## Start

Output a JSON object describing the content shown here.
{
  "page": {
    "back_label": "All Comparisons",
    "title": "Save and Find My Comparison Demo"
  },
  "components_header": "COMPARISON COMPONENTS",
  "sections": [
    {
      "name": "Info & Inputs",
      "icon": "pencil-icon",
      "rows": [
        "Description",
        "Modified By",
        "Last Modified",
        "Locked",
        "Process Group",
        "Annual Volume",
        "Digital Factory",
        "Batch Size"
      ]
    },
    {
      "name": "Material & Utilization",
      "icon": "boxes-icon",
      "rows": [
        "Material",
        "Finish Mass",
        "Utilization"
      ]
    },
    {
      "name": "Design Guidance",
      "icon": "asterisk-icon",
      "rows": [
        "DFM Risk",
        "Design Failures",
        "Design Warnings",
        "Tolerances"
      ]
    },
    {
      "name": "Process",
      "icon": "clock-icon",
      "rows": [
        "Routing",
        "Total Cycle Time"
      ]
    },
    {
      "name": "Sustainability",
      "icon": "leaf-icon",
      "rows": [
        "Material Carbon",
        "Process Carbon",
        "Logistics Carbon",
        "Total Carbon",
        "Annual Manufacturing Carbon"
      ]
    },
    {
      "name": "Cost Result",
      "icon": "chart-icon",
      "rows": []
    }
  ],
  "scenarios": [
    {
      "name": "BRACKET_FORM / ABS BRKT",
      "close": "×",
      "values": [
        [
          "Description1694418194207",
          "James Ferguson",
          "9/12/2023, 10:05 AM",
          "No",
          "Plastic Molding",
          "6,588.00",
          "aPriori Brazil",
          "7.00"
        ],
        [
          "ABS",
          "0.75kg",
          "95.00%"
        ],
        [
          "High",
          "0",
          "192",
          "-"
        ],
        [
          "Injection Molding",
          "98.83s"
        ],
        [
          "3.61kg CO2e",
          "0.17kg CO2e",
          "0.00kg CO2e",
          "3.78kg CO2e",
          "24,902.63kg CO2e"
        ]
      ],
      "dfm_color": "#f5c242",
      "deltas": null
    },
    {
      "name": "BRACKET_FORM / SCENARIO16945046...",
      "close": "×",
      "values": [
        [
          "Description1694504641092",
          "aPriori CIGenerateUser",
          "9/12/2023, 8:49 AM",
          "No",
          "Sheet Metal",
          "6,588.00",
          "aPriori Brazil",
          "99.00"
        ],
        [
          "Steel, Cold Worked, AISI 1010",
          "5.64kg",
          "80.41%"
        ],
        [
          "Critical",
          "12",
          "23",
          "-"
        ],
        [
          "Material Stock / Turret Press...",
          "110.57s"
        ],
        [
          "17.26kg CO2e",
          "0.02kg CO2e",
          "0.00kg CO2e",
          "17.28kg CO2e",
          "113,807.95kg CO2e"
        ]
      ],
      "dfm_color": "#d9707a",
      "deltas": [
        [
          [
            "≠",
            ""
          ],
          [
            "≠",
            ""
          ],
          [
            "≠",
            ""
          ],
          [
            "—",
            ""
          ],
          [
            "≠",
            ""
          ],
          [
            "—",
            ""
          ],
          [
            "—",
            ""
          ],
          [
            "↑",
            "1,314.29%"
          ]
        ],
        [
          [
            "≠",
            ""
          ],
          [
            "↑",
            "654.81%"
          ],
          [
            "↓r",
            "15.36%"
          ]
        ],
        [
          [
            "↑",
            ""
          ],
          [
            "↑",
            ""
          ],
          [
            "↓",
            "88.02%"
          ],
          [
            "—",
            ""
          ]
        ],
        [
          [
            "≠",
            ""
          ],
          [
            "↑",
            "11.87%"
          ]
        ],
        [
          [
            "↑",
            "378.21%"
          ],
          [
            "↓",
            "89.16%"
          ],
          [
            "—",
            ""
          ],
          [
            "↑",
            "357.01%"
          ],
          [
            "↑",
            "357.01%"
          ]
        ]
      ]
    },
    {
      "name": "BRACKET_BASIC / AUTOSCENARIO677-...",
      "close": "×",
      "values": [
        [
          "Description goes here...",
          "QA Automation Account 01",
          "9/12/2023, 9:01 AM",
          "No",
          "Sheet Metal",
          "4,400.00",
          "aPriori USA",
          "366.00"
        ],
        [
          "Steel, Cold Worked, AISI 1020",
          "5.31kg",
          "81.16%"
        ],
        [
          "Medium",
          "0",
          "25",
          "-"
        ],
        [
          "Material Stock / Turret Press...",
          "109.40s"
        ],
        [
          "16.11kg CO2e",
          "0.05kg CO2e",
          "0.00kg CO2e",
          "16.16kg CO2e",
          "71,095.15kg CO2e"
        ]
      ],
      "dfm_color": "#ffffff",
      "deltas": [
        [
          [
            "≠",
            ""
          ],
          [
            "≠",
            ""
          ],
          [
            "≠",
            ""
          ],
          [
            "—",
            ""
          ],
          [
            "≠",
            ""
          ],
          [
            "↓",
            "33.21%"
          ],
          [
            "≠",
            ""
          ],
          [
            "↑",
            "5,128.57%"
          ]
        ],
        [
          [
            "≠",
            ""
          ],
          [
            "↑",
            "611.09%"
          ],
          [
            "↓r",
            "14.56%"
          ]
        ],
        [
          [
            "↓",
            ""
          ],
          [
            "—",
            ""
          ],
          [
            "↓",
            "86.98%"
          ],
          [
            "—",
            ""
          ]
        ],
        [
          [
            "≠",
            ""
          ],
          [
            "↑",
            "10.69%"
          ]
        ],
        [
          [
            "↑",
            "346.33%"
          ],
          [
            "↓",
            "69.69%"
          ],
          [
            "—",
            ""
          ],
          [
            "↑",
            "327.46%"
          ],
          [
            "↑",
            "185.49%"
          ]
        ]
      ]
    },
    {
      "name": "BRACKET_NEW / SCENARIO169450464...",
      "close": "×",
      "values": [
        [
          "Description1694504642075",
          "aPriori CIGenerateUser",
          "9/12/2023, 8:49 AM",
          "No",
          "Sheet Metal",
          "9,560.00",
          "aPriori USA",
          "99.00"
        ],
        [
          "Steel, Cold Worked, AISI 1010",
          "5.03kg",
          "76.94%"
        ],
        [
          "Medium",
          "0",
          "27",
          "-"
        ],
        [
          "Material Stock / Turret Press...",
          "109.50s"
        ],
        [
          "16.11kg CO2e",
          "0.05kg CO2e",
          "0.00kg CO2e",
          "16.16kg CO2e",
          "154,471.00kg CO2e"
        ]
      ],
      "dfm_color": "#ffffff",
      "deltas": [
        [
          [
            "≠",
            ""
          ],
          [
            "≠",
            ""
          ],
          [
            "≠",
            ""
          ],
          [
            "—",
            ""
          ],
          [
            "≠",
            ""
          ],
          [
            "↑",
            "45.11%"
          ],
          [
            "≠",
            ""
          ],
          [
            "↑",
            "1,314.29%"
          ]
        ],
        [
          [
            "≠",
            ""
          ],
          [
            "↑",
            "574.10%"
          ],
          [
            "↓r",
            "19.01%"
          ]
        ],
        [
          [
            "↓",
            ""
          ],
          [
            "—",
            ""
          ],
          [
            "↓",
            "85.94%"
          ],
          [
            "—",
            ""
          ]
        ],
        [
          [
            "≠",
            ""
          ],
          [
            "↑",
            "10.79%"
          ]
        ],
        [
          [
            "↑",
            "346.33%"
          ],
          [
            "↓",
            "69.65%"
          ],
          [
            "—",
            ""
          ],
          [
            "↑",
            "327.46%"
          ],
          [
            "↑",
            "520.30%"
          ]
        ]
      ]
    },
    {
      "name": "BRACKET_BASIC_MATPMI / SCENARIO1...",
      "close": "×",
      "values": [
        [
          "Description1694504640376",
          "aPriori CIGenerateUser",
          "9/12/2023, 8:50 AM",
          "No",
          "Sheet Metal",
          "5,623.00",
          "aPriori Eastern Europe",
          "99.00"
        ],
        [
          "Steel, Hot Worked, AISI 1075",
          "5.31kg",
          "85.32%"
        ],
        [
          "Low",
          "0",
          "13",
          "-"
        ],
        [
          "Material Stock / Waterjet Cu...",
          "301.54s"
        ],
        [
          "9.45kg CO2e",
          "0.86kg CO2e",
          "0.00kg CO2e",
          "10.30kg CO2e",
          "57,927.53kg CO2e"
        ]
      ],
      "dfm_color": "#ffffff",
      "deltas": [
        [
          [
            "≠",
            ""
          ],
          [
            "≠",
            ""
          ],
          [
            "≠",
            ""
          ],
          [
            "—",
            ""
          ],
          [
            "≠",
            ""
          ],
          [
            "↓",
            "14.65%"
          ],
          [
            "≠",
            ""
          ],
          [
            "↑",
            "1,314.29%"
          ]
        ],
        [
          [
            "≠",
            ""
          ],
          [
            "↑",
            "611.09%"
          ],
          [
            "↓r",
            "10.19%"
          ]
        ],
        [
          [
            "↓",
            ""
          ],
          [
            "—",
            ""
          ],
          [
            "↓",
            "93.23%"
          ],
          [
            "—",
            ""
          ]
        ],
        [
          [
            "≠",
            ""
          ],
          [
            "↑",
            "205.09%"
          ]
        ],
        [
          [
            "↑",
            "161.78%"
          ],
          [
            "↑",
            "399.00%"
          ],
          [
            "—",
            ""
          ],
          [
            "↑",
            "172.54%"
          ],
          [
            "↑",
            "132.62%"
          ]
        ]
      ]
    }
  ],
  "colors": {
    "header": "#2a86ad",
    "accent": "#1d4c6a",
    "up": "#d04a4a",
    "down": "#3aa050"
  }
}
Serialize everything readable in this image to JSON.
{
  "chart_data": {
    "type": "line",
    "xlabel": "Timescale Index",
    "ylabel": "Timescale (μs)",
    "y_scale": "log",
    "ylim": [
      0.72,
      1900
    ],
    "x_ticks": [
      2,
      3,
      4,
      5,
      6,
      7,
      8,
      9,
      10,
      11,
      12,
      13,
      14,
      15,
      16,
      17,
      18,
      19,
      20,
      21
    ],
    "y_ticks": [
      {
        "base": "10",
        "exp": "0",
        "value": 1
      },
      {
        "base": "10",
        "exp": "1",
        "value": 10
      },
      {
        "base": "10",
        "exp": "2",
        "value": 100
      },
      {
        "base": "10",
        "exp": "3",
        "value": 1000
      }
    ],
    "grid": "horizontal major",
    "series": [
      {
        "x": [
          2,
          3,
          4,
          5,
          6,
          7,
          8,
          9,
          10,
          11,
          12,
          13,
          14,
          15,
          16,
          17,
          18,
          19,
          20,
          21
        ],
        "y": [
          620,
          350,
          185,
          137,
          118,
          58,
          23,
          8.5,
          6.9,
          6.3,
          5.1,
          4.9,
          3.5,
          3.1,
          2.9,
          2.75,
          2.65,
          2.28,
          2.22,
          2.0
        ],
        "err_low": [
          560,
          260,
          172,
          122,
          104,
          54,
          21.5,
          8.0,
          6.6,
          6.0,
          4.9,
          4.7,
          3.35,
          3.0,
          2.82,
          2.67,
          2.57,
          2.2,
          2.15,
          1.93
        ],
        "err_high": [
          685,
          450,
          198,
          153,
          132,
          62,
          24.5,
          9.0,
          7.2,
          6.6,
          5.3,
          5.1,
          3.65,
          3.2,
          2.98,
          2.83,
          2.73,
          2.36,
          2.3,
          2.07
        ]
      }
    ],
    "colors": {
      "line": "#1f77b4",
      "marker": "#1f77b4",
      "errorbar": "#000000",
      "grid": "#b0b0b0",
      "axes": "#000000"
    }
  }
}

## End

> **DIRECTIONS**
Pull out every line above that holds the word "Molding".

> **OUTPUT BELOW**
          "Plastic Molding",
          "Injection Molding",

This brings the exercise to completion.